*Job*
The entries below are to be written out again without alteration.

[Data items]
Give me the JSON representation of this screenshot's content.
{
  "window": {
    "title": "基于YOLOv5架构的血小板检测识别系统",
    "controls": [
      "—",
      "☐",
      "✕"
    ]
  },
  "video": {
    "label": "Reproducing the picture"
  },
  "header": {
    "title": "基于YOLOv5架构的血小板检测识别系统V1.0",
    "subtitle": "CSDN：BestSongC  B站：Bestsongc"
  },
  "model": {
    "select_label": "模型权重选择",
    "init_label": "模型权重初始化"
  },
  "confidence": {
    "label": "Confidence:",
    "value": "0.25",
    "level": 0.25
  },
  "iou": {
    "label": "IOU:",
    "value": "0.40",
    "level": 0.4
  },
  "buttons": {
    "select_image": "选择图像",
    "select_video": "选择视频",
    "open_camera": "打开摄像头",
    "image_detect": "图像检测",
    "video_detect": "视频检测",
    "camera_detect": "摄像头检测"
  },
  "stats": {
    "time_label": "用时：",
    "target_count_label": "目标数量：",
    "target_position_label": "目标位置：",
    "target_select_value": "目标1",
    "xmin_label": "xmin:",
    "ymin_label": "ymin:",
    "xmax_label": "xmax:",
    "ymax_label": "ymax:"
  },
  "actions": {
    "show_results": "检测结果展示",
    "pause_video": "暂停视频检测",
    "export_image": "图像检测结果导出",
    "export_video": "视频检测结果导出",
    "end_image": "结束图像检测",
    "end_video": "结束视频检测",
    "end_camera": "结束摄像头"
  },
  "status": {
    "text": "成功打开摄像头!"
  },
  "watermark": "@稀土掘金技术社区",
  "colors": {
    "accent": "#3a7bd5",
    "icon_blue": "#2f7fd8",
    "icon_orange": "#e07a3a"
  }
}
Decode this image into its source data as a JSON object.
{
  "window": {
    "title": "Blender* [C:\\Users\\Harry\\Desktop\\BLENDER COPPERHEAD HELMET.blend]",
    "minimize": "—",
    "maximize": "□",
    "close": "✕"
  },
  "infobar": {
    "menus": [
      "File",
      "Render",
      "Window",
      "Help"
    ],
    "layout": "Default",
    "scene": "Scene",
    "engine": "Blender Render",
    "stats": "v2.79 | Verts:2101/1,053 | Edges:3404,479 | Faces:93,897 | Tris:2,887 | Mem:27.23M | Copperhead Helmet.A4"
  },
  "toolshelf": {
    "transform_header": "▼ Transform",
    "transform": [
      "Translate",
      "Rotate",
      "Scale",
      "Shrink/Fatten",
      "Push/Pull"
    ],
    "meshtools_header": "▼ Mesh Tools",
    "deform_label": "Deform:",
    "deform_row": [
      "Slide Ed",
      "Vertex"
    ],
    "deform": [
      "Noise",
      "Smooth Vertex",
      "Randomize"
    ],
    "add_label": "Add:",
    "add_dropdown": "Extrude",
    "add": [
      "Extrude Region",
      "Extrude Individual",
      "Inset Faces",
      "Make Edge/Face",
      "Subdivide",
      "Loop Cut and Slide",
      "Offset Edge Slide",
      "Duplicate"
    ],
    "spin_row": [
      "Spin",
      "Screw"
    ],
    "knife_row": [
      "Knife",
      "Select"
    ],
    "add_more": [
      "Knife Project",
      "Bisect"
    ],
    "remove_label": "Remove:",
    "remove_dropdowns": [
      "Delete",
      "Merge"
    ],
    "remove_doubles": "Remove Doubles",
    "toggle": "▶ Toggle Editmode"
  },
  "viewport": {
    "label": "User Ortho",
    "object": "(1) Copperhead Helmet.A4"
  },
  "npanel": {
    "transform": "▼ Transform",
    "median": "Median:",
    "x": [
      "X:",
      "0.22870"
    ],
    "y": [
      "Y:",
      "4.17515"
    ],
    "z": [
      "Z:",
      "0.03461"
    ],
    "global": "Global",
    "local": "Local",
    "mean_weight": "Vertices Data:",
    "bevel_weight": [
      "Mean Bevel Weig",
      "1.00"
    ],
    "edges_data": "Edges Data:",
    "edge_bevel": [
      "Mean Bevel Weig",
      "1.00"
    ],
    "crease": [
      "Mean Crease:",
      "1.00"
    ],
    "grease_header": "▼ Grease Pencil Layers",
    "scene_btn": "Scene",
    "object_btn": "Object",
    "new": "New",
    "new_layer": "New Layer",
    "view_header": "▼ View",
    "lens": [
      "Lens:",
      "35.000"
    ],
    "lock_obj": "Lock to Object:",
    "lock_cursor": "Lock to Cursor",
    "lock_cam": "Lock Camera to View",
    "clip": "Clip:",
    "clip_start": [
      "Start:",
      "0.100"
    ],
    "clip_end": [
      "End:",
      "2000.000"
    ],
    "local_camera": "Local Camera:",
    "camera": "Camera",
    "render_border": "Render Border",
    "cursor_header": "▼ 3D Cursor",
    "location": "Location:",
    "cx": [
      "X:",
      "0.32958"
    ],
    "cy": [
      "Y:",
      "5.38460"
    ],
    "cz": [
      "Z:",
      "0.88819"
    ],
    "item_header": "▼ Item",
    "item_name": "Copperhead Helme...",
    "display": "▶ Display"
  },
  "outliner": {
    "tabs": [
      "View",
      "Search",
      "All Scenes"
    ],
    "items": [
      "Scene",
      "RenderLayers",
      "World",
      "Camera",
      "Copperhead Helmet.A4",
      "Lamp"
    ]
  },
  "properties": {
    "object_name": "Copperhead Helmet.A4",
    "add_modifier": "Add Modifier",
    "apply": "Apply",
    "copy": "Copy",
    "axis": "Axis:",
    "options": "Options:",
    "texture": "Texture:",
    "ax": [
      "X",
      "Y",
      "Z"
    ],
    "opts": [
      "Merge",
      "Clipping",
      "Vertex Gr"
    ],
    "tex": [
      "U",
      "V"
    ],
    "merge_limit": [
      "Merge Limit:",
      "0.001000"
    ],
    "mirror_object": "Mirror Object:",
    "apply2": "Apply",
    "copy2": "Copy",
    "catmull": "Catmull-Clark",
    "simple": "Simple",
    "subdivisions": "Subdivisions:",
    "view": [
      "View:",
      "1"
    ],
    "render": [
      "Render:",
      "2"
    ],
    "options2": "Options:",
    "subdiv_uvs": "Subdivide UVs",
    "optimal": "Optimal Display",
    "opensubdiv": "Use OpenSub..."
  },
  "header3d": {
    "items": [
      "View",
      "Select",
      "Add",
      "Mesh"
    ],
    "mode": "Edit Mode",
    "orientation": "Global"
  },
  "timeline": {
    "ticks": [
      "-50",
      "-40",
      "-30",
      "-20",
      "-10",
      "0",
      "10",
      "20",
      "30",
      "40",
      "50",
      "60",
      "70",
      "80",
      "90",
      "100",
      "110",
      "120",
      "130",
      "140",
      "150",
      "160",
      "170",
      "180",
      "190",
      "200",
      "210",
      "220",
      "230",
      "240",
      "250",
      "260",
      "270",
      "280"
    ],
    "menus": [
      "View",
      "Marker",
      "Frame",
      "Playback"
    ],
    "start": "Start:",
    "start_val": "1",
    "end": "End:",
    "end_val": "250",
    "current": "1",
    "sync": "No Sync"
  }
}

*Exercise result*
Give me the JSON representation of this screenshot's content.
{
  "window": {
    "title": "基于YOLOv5架构的血小板检测识别系统",
    "controls": [
      "—",
      "☐",
      "✕"
    ]
  },
  "video": {
    "label": "Reproducing the picture"
  },
  "header": {
    "title": "基于YOLOv5架构的血小板检测识别系统V1.0",
    "subtitle": "CSDN：BestSongC  B站：Bestsongc"
  },
  "model": {
    "select_label": "模型权重选择",
    "init_label": "模型权重初始化"
  },
  "confidence": {
    "label": "Confidence:",
    "value": "0.25",
    "level": 0.25
  },
  "iou": {
    "label": "IOU:",
    "value": "0.40",
    "level": 0.4
  },
  "buttons": {
    "select_image": "选择图像",
    "select_video": "选择视频",
    "open_camera": "打开摄像头",
    "image_detect": "图像检测",
    "video_detect": "视频检测",
    "camera_detect": "摄像头检测"
  },
  "stats": {
    "time_label": "用时：",
    "target_count_label": "目标数量：",
    "target_position_label": "目标位置：",
    "target_select_value": "目标1",
    "xmin_label": "xmin:",
    "ymin_label": "ymin:",
    "xmax_label": "xmax:",
    "ymax_label": "ymax:"
  },
  "actions": {
    "show_results": "检测结果展示",
    "pause_video": "暂停视频检测",
    "export_image": "图像检测结果导出",
    "export_video": "视频检测结果导出",
    "end_image": "结束图像检测",
    "end_video": "结束视频检测",
    "end_camera": "结束摄像头"
  },
  "status": {
    "text": "成功打开摄像头!"
  },
  "watermark": "@稀土掘金技术社区",
  "colors": {
    "accent": "#3a7bd5",
    "icon_blue": "#2f7fd8",
    "icon_orange": "#e07a3a"
  }
}
Decode this image into its source data as a JSON object.
{
  "window": {
    "title": "Blender* [C:\\Users\\Harry\\Desktop\\BLENDER COPPERHEAD HELMET.blend]",
    "minimize": "—",
    "maximize": "□",
    "close": "✕"
  },
  "infobar": {
    "menus": [
      "File",
      "Render",
      "Window",
      "Help"
    ],
    "layout": "Default",
    "scene": "Scene",
    "engine": "Blender Render",
    "stats": "v2.79 | Verts:2101/1,053 | Edges:3404,479 | Faces:93,897 | Tris:2,887 | Mem:27.23M | Copperhead Helmet.A4"
  },
  "toolshelf": {
    "transform_header": "▼ Transform",
    "transform": [
      "Translate",
      "Rotate",
      "Scale",
      "Shrink/Fatten",
      "Push/Pull"
    ],
    "meshtools_header": "▼ Mesh Tools",
    "deform_label": "Deform:",
    "deform_row": [
      "Slide Ed",
      "Vertex"
    ],
    "deform": [
      "Noise",
      "Smooth Vertex",
      "Randomize"
    ],
    "add_label": "Add:",
    "add_dropdown": "Extrude",
    "add": [
      "Extrude Region",
      "Extrude Individual",
      "Inset Faces",
      "Make Edge/Face",
      "Subdivide",
      "Loop Cut and Slide",
      "Offset Edge Slide",
      "Duplicate"
    ],
    "spin_row": [
      "Spin",
      "Screw"
    ],
    "knife_row": [
      "Knife",
      "Select"
    ],
    "add_more": [
      "Knife Project",
      "Bisect"
    ],
    "remove_label": "Remove:",
    "remove_dropdowns": [
      "Delete",
      "Merge"
    ],
    "remove_doubles": "Remove Doubles",
    "toggle": "▶ Toggle Editmode"
  },
  "viewport": {
    "label": "User Ortho",
    "object": "(1) Copperhead Helmet.A4"
  },
  "npanel": {
    "transform": "▼ Transform",
    "median": "Median:",
    "x": [
      "X:",
      "0.22870"
    ],
    "y": [
      "Y:",
      "4.17515"
    ],
    "z": [
      "Z:",
      "0.03461"
    ],
    "global": "Global",
    "local": "Local",
    "mean_weight": "Vertices Data:",
    "bevel_weight": [
      "Mean Bevel Weig",
      "1.00"
    ],
    "edges_data": "Edges Data:",
    "edge_bevel": [
      "Mean Bevel Weig",
      "1.00"
    ],
    "crease": [
      "Mean Crease:",
      "1.00"
    ],
    "grease_header": "▼ Grease Pencil Layers",
    "scene_btn": "Scene",
    "object_btn": "Object",
    "new": "New",
    "new_layer": "New Layer",
    "view_header": "▼ View",
    "lens": [
      "Lens:",
      "35.000"
    ],
    "lock_obj": "Lock to Object:",
    "lock_cursor": "Lock to Cursor",
    "lock_cam": "Lock Camera to View",
    "clip": "Clip:",
    "clip_start": [
      "Start:",
      "0.100"
    ],
    "clip_end": [
      "End:",
      "2000.000"
    ],
    "local_camera": "Local Camera:",
    "camera": "Camera",
    "render_border": "Render Border",
    "cursor_header": "▼ 3D Cursor",
    "location": "Location:",
    "cx": [
      "X:",
      "0.32958"
    ],
    "cy": [
      "Y:",
      "5.38460"
    ],
    "cz": [
      "Z:",
      "0.88819"
    ],
    "item_header": "▼ Item",
    "item_name": "Copperhead Helme...",
    "display": "▶ Display"
  },
  "outliner": {
    "tabs": [
      "View",
      "Search",
      "All Scenes"
    ],
    "items": [
      "Scene",
      "RenderLayers",
      "World",
      "Camera",
      "Copperhead Helmet.A4",
      "Lamp"
    ]
  },
  "properties": {
    "object_name": "Copperhead Helmet.A4",
    "add_modifier": "Add Modifier",
    "apply": "Apply",
    "copy": "Copy",
    "axis": "Axis:",
    "options": "Options:",
    "texture": "Texture:",
    "ax": [
      "X",
      "Y",
      "Z"
    ],
    "opts": [
      "Merge",
      "Clipping",
      "Vertex Gr"
    ],
    "tex": [
      "U",
      "V"
    ],
    "merge_limit": [
      "Merge Limit:",
      "0.001000"
    ],
    "mirror_object": "Mirror Object:",
    "apply2": "Apply",
    "copy2": "Copy",
    "catmull": "Catmull-Clark",
    "simple": "Simple",
    "subdivisions": "Subdivisions:",
    "view": [
      "View:",
      "1"
    ],
    "render": [
      "Render:",
      "2"
    ],
    "options2": "Options:",
    "subdiv_uvs": "Subdivide UVs",
    "optimal": "Optimal Display",
    "opensubdiv": "Use OpenSub..."
  },
  "header3d": {
    "items": [
      "View",
      "Select",
      "Add",
      "Mesh"
    ],
    "mode": "Edit Mode",
    "orientation": "Global"
  },
  "timeline": {
    "ticks": [
      "-50",
      "-40",
      "-30",
      "-20",
      "-10",
      "0",
      "10",
      "20",
      "30",
      "40",
      "50",
      "60",
      "70",
      "80",
      "90",
      "100",
      "110",
      "120",
      "130",
      "140",
      "150",
      "160",
      "170",
      "180",
      "190",
      "200",
      "210",
      "220",
      "230",
      "240",
      "250",
      "260",
      "270",
      "280"
    ],
    "menus": [
      "View",
      "Marker",
      "Frame",
      "Playback"
    ],
    "start": "Start:",
    "start_val": "1",
    "end": "End:",
    "end_val": "250",
    "current": "1",
    "sync": "No Sync"
  }
}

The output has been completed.